§ **Work instructions**
Word for word, restate every line of the material.

§ **Data supplied**

_____

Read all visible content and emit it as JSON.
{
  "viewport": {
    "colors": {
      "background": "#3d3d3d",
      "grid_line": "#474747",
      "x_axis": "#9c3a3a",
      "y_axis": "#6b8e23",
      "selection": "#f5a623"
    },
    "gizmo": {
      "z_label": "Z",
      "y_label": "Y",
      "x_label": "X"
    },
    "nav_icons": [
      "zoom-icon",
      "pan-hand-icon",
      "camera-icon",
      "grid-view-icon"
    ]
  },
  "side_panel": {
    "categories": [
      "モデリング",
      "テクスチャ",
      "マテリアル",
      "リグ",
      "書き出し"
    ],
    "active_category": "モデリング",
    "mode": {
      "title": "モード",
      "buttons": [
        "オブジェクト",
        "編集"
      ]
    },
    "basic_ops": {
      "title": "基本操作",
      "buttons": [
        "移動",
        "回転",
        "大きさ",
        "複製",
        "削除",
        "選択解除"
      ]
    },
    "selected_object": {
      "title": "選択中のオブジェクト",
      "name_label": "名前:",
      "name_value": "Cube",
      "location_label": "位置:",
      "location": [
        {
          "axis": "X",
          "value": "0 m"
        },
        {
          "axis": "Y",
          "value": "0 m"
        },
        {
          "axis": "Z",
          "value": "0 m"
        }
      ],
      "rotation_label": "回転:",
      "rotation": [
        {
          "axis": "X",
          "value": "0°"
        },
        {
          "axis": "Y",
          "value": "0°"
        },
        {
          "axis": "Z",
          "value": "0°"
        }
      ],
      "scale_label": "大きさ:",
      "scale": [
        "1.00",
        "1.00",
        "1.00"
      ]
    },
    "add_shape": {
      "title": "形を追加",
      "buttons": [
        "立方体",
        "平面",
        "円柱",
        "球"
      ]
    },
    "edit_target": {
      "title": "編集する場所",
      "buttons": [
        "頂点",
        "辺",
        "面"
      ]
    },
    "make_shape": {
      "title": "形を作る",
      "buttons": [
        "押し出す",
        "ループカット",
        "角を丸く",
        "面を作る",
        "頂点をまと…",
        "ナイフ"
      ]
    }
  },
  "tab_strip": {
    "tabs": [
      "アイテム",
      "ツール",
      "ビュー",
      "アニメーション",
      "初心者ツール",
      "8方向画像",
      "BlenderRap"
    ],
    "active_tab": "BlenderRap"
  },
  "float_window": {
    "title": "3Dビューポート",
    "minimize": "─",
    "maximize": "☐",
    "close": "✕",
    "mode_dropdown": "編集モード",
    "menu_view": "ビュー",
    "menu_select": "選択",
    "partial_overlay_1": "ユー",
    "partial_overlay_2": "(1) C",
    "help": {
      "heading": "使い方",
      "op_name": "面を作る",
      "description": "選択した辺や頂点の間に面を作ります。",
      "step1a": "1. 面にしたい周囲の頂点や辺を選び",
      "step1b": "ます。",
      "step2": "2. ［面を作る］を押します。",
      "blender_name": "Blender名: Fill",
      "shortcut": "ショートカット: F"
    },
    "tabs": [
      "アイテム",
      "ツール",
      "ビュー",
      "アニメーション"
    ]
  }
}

_____

§ **Result of the exercise**
Read all visible content and emit it as JSON.
{
  "viewport": {
    "colors": {
      "background": "#3d3d3d",
      "grid_line": "#474747",
      "x_axis": "#9c3a3a",
      "y_axis": "#6b8e23",
      "selection": "#f5a623"
    },
    "gizmo": {
      "z_label": "Z",
      "y_label": "Y",
      "x_label": "X"
    },
    "nav_icons": [
      "zoom-icon",
      "pan-hand-icon",
      "camera-icon",
      "grid-view-icon"
    ]
  },
  "side_panel": {
    "categories": [
      "モデリング",
      "テクスチャ",
      "マテリアル",
      "リグ",
      "書き出し"
    ],
    "active_category": "モデリング",
    "mode": {
      "title": "モード",
      "buttons": [
        "オブジェクト",
        "編集"
      ]
    },
    "basic_ops": {
      "title": "基本操作",
      "buttons": [
        "移動",
        "回転",
        "大きさ",
        "複製",
        "削除",
        "選択解除"
      ]
    },
    "selected_object": {
      "title": "選択中のオブジェクト",
      "name_label": "名前:",
      "name_value": "Cube",
      "location_label": "位置:",
      "location": [
        {
          "axis": "X",
          "value": "0 m"
        },
        {
          "axis": "Y",
          "value": "0 m"
        },
        {
          "axis": "Z",
          "value": "0 m"
        }
      ],
      "rotation_label": "回転:",
      "rotation": [
        {
          "axis": "X",
          "value": "0°"
        },
        {
          "axis": "Y",
          "value": "0°"
        },
        {
          "axis": "Z",
          "value": "0°"
        }
      ],
      "scale_label": "大きさ:",
      "scale": [
        "1.00",
        "1.00",
        "1.00"
      ]
    },
    "add_shape": {
      "title": "形を追加",
      "buttons": [
        "立方体",
        "平面",
        "円柱",
        "球"
      ]
    },
    "edit_target": {
      "title": "編集する場所",
      "buttons": [
        "頂点",
        "辺",
        "面"
      ]
    },
    "make_shape": {
      "title": "形を作る",
      "buttons": [
        "押し出す",
        "ループカット",
        "角を丸く",
        "面を作る",
        "頂点をまと…",
        "ナイフ"
      ]
    }
  },
  "tab_strip": {
    "tabs": [
      "アイテム",
      "ツール",
      "ビュー",
      "アニメーション",
      "初心者ツール",
      "8方向画像",
      "BlenderRap"
    ],
    "active_tab": "BlenderRap"
  },
  "float_window": {
    "title": "3Dビューポート",
    "minimize": "─",
    "maximize": "☐",
    "close": "✕",
    "mode_dropdown": "編集モード",
    "menu_view": "ビュー",
    "menu_select": "選択",
    "partial_overlay_1": "ユー",
    "partial_overlay_2": "(1) C",
    "help": {
      "heading": "使い方",
      "op_name": "面を作る",
      "description": "選択した辺や頂点の間に面を作ります。",
      "step1a": "1. 面にしたい周囲の頂点や辺を選び",
      "step1b": "ます。",
      "step2": "2. ［面を作る］を押します。",
      "blender_name": "Blender名: Fill",
      "shortcut": "ショートカット: F"
    },
    "tabs": [
      "アイテム",
      "ツール",
      "ビュー",
      "アニメーション"
    ]
  }
}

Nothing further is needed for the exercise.